FDA Codifies Class II Rule for Gene Tests That Identify Patients Eligible for Rhythm's Setmelanotide
Published April 22 in the Federal Register, the final order creates 21 CFR § 862.1164 — a permanent regulatory slot for in vitro diagnostic systems that screen for germline variants in obesity patients who may benefit from setmelanotide. Future test sponsors can pursue 510(k) clearance instead of filing fresh De Novo requests.

The Food and Drug Administration on April 22 issued a final order codifying Class II classification for a new generic device type: the "setmelanotide eligibility gene variant detection system." The order adds 21 CFR § 862.1164 to the clinical chemistry and clinical toxicology devices subchapter and completes a process that began when PreventionGenetics, LLC filed a De Novo request on September 7, 2021 for its POMC/PCSK1/LEPR CDx Panel. FDA granted the original classification on January 21, 2022; Wednesday's order writes that classification into the Code of Federal Regulations as a generic device category.
The codified definition reads:
"A qualitative in vitro diagnostic device intended to detect germline variants within genes isolated from human specimens for the purpose of identifying patients with obesity who may benefit from treatment with setmelanotide in accordance with the approved therapeutic product labeling."

## Extracted material

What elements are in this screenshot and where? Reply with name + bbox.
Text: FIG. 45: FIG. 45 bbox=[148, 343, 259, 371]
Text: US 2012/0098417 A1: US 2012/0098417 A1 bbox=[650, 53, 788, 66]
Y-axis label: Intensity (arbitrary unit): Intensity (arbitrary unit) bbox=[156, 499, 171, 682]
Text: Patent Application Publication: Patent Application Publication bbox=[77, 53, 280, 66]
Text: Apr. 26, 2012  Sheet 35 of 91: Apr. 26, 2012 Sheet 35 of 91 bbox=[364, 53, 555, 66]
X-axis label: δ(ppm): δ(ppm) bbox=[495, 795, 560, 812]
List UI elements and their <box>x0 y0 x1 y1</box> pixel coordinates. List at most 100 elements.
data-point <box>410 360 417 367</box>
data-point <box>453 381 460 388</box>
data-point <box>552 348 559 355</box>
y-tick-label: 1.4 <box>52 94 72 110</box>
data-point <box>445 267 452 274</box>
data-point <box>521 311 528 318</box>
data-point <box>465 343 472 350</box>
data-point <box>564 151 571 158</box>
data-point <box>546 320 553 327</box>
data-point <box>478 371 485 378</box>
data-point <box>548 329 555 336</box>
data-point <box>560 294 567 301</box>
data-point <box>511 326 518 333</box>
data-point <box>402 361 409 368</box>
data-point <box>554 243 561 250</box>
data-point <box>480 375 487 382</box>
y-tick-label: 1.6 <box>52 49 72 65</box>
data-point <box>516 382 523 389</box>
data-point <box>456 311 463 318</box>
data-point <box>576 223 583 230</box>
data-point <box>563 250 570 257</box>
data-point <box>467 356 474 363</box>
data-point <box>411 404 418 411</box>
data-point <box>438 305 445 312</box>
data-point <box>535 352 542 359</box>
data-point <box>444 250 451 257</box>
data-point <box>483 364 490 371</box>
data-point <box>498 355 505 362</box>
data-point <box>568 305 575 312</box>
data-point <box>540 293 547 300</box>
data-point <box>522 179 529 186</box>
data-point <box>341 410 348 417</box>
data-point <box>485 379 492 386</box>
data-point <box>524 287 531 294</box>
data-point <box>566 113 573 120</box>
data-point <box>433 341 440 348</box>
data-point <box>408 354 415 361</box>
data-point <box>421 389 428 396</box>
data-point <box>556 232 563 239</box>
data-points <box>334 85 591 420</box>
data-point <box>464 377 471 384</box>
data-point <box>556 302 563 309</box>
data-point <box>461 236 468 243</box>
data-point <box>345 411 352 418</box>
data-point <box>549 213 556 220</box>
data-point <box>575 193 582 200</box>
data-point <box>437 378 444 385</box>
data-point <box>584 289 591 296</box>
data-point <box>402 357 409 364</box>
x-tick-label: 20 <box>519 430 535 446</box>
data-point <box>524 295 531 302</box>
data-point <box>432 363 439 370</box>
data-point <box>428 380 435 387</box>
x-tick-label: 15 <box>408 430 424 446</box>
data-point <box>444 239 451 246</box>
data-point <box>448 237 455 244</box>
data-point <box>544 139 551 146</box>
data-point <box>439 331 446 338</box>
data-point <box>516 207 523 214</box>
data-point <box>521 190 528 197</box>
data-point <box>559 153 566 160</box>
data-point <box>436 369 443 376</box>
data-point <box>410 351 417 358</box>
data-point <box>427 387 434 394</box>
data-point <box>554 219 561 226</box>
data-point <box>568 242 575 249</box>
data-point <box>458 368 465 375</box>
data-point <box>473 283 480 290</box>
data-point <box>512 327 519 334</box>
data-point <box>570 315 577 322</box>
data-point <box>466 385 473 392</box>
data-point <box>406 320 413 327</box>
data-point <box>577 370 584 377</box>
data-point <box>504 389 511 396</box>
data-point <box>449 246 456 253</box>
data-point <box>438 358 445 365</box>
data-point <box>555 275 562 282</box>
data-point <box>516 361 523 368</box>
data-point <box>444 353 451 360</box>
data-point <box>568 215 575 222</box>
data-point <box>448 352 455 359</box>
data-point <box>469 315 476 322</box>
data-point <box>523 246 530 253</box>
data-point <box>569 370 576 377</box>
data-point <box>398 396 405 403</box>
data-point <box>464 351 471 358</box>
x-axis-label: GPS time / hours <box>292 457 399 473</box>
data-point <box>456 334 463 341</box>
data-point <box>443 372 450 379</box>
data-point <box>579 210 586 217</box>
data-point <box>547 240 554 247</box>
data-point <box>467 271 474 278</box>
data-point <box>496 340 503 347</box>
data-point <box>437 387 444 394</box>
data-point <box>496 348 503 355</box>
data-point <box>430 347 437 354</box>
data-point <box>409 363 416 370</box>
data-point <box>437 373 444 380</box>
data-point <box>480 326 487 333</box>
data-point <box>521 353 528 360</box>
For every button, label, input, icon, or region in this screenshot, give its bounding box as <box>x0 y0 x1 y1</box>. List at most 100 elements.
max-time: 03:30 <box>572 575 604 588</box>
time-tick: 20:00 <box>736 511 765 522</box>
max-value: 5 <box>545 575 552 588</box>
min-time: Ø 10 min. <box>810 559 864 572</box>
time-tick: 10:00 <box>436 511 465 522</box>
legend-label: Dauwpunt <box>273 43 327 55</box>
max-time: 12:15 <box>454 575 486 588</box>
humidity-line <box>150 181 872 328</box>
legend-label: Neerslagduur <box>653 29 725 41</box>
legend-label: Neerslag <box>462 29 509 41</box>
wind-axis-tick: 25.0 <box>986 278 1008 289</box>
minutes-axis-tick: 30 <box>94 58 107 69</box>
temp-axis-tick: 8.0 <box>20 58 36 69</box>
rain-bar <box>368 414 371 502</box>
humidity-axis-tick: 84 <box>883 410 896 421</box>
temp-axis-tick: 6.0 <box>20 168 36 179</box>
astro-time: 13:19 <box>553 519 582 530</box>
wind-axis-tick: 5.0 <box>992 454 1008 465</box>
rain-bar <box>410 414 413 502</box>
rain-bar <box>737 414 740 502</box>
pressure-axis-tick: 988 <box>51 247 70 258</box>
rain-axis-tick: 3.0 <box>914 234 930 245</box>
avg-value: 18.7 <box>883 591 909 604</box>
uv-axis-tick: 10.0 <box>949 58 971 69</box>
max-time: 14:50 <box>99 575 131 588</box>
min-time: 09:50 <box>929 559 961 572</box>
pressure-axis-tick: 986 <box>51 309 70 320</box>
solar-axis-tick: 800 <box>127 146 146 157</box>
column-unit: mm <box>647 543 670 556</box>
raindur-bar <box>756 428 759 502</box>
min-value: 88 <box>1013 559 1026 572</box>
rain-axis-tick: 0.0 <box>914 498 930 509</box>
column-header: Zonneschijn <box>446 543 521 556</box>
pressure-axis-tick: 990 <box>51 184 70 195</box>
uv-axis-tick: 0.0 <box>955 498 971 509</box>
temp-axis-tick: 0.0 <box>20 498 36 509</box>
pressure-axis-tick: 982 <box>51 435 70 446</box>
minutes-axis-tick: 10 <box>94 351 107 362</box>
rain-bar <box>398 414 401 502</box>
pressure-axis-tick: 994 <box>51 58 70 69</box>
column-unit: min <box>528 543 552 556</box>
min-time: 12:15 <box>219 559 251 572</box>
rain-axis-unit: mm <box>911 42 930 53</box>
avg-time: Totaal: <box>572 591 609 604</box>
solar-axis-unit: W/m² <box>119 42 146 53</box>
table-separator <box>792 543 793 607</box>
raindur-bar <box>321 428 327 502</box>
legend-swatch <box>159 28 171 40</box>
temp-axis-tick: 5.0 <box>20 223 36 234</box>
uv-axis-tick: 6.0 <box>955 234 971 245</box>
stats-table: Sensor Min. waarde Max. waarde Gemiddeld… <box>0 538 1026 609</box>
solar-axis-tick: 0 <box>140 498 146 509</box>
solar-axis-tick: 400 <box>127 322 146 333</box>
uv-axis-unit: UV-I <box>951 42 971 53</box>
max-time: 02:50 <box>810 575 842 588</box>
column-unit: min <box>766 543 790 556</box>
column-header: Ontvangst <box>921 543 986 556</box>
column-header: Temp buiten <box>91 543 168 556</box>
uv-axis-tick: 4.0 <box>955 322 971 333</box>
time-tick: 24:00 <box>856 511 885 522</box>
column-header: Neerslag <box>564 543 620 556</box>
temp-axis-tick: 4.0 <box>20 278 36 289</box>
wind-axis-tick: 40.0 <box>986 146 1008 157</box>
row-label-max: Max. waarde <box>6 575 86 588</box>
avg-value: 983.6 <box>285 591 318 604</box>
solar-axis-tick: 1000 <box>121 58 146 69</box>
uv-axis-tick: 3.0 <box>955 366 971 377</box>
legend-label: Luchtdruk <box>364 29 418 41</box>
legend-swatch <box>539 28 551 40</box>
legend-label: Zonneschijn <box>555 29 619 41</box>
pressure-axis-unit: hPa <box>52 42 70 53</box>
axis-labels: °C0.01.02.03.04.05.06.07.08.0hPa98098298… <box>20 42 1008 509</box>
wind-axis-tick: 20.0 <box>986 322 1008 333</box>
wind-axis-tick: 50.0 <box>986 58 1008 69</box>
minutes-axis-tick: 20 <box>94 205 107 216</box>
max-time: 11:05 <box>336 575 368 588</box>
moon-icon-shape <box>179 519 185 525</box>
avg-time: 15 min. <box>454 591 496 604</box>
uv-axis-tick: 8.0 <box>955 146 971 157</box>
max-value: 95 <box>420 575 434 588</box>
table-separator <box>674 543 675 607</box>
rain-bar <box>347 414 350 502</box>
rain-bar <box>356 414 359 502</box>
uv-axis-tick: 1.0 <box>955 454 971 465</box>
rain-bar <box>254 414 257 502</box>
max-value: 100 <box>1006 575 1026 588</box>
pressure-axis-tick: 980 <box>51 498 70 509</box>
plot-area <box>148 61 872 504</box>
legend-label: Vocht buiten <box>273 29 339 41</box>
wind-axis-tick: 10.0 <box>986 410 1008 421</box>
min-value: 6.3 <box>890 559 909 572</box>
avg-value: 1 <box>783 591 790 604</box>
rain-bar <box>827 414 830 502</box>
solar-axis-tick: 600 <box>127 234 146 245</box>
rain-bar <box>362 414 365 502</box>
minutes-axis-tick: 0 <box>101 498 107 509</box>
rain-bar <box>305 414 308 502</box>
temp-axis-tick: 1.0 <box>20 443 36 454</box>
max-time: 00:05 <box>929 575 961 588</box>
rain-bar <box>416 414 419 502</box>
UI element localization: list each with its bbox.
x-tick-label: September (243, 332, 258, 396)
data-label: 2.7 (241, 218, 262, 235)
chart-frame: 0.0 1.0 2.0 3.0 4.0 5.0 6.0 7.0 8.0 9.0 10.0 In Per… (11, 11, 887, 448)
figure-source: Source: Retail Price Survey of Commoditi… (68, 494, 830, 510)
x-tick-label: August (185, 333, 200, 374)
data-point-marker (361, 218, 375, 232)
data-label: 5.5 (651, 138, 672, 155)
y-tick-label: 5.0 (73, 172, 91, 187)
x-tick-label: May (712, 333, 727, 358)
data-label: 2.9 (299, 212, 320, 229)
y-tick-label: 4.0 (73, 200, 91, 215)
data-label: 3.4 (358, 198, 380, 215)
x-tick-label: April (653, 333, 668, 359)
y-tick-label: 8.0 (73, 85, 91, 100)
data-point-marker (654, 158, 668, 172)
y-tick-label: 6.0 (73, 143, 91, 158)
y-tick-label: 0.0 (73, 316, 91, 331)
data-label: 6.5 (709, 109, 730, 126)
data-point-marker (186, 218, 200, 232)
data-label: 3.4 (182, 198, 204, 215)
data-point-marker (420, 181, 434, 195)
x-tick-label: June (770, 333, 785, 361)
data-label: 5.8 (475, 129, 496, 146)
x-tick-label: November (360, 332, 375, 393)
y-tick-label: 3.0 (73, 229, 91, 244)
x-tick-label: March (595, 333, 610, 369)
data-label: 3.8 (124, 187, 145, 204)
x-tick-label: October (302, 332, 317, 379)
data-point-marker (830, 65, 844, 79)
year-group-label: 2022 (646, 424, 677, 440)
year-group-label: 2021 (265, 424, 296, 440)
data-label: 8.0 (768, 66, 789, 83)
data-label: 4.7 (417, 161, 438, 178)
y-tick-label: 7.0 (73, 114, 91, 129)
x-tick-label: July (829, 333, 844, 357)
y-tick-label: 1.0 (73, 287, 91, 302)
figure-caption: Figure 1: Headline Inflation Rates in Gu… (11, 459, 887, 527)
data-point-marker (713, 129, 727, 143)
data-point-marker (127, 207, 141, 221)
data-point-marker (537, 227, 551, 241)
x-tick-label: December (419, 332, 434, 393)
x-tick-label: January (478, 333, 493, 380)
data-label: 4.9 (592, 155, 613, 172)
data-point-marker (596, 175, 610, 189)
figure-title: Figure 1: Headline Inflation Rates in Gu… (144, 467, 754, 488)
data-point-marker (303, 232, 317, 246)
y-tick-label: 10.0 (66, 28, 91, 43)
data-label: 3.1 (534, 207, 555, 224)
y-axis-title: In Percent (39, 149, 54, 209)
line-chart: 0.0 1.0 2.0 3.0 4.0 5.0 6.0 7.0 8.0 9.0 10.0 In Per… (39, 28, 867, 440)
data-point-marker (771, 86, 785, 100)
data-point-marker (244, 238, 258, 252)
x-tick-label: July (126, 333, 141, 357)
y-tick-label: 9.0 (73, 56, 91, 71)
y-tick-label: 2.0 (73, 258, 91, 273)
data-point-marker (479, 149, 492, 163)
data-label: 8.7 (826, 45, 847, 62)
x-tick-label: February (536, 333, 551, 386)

## Task statement
According to the FDA article, on what date did PreventionGenetics, LLC file its De Novo request for the POMC/PCSK1/LEPR CDx Panel? The data has no connection to the FDA article.

## Answer to this problem
September 7, 2021.